[Exercise]
Reproduce each of the items below line for line, changing no character.

[Dataset entries]
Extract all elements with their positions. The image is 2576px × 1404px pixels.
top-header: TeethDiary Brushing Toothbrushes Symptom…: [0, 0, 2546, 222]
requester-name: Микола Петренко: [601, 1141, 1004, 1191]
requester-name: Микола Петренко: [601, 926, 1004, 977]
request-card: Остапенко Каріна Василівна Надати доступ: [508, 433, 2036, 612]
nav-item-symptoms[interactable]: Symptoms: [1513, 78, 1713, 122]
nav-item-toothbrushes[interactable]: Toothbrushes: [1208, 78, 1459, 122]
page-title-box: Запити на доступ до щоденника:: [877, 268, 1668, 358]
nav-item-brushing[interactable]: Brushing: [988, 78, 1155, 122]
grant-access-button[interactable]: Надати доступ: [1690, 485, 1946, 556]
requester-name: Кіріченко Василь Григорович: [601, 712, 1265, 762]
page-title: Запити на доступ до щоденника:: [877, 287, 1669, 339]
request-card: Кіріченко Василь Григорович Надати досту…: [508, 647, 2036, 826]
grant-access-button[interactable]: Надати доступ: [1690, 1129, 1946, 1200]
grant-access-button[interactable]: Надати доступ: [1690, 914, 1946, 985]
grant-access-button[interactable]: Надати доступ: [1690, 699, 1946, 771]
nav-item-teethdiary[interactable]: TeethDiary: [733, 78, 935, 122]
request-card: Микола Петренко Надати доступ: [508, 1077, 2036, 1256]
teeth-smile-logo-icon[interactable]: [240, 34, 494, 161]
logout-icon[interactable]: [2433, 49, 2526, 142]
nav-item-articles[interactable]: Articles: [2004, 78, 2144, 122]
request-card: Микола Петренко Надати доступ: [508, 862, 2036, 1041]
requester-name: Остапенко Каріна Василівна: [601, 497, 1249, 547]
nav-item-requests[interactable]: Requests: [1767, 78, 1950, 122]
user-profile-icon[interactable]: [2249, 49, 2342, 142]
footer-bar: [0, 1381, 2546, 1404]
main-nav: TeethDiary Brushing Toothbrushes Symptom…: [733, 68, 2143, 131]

[Final result]
Extract all elements with their positions. The image is 2576px × 1404px pixels.
top-header: TeethDiary Brushing Toothbrushes Symptom…: [0, 0, 2546, 222]
requester-name: Микола Петренко: [601, 1141, 1004, 1191]
requester-name: Микола Петренко: [601, 926, 1004, 977]
request-card: Остапенко Каріна Василівна Надати доступ: [508, 433, 2036, 612]
nav-item-symptoms[interactable]: Symptoms: [1513, 78, 1713, 122]
nav-item-toothbrushes[interactable]: Toothbrushes: [1208, 78, 1459, 122]
page-title-box: Запити на доступ до щоденника:: [877, 268, 1668, 358]
nav-item-brushing[interactable]: Brushing: [988, 78, 1155, 122]
grant-access-button[interactable]: Надати доступ: [1690, 485, 1946, 556]
requester-name: Кіріченко Василь Григорович: [601, 712, 1265, 762]
page-title: Запити на доступ до щоденника:: [877, 287, 1669, 339]
request-card: Кіріченко Василь Григорович Надати досту…: [508, 647, 2036, 826]
grant-access-button[interactable]: Надати доступ: [1690, 1129, 1946, 1200]
grant-access-button[interactable]: Надати доступ: [1690, 914, 1946, 985]
grant-access-button[interactable]: Надати доступ: [1690, 699, 1946, 771]
nav-item-teethdiary[interactable]: TeethDiary: [733, 78, 935, 122]
request-card: Микола Петренко Надати доступ: [508, 1077, 2036, 1256]
teeth-smile-logo-icon[interactable]: [240, 34, 494, 161]
logout-icon[interactable]: [2433, 49, 2526, 142]
nav-item-articles[interactable]: Articles: [2004, 78, 2144, 122]
request-card: Микола Петренко Надати доступ: [508, 862, 2036, 1041]
requester-name: Остапенко Каріна Василівна: [601, 497, 1249, 547]
nav-item-requests[interactable]: Requests: [1767, 78, 1950, 122]
user-profile-icon[interactable]: [2249, 49, 2342, 142]
footer-bar: [0, 1381, 2546, 1404]
main-nav: TeethDiary Brushing Toothbrushes Symptom…: [733, 68, 2143, 131]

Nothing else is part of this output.